Aim =
Copy every line that contains the string "COMUNIDAD" from the entries below.

+-------+

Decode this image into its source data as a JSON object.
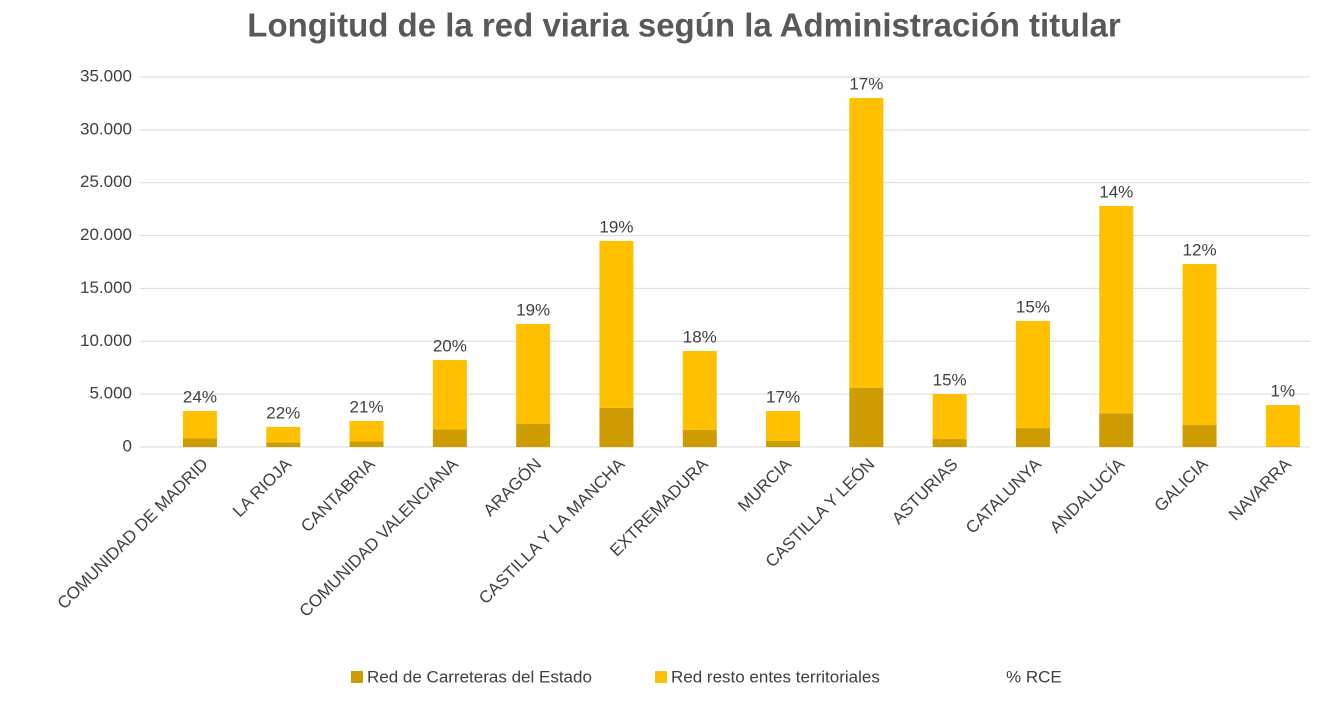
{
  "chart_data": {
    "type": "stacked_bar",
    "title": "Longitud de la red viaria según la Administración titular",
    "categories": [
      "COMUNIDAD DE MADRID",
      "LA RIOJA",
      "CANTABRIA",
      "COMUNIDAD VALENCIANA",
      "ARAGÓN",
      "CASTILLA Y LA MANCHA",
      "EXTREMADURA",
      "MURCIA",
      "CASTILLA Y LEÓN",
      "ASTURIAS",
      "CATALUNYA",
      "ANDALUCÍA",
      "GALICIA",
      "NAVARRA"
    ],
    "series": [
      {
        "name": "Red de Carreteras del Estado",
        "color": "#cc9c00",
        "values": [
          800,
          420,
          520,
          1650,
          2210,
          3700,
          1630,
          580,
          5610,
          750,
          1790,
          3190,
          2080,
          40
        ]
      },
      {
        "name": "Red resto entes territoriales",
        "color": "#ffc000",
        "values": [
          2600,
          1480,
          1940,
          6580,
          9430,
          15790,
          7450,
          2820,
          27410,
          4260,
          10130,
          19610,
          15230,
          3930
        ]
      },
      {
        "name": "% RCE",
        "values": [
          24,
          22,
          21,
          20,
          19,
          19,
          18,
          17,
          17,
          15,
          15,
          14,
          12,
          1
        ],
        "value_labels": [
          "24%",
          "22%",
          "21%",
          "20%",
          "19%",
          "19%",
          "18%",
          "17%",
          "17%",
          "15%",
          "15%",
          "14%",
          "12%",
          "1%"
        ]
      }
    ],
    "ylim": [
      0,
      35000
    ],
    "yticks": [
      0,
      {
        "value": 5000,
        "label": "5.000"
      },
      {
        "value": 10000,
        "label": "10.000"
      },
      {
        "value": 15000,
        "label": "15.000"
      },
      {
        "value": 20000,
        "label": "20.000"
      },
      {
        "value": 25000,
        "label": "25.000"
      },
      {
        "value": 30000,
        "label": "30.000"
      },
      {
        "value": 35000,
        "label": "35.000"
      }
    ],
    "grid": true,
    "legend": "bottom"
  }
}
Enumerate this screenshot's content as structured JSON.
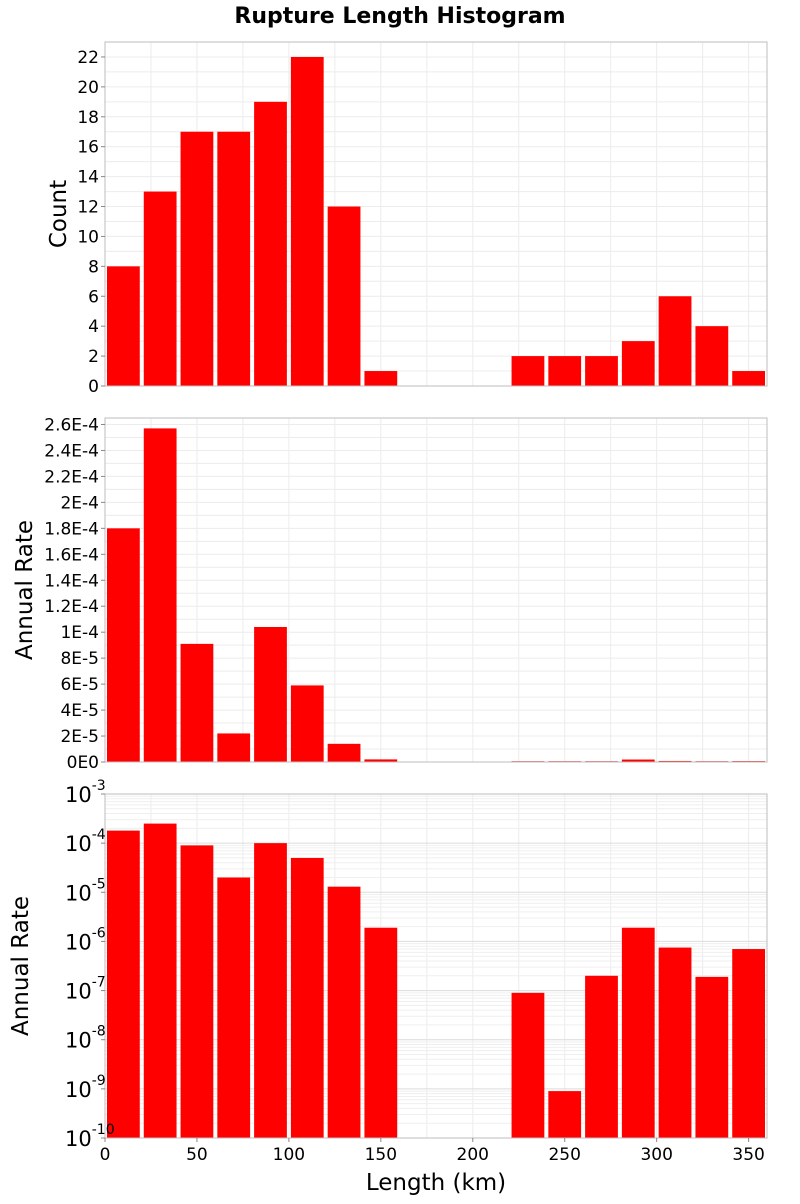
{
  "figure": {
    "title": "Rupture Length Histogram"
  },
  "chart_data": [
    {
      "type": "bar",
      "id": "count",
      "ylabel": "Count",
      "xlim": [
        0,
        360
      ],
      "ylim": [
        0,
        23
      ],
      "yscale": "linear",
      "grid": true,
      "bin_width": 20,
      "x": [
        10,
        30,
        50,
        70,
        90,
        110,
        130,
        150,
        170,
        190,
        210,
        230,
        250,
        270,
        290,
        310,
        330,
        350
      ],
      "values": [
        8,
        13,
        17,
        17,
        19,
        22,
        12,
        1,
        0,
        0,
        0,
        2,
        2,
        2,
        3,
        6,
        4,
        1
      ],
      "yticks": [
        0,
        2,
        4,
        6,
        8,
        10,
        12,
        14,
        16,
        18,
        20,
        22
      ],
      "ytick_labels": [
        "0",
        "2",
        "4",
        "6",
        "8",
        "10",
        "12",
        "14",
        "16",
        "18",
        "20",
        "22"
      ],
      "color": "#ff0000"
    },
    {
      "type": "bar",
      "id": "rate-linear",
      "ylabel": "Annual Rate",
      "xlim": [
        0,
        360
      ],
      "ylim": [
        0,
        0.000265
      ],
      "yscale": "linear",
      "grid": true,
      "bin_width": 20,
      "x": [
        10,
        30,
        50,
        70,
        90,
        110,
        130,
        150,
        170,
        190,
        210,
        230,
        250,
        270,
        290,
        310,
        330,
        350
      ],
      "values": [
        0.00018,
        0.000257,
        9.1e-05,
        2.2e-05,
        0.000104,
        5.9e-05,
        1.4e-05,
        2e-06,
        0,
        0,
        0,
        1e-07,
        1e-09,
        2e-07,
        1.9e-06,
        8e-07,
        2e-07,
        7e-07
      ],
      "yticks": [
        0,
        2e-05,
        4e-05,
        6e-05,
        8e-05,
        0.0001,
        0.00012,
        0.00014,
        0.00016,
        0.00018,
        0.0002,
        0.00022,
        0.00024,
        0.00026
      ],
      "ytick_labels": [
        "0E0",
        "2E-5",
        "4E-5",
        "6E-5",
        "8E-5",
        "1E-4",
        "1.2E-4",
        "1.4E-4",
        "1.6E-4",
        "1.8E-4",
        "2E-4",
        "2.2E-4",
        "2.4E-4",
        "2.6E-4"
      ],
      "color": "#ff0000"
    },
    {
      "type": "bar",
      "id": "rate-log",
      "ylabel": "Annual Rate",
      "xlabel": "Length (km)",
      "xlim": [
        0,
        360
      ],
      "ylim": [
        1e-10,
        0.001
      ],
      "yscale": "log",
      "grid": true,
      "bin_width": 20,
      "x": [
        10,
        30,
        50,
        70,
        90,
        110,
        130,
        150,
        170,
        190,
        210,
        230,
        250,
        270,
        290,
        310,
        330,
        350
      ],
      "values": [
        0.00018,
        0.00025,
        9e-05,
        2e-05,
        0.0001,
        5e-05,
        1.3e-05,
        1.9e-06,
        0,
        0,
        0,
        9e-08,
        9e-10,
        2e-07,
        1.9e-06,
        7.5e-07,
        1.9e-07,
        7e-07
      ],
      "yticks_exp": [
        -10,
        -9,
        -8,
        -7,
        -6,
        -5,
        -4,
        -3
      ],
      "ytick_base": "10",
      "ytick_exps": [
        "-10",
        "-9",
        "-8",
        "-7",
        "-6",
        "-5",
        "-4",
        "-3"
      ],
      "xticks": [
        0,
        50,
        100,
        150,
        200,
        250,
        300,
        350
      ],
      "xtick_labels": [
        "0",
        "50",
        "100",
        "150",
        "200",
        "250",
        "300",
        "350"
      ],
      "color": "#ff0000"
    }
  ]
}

+-------+

Output of the task =
      "COMUNIDAD DE MADRID",
      "COMUNIDAD VALENCIANA",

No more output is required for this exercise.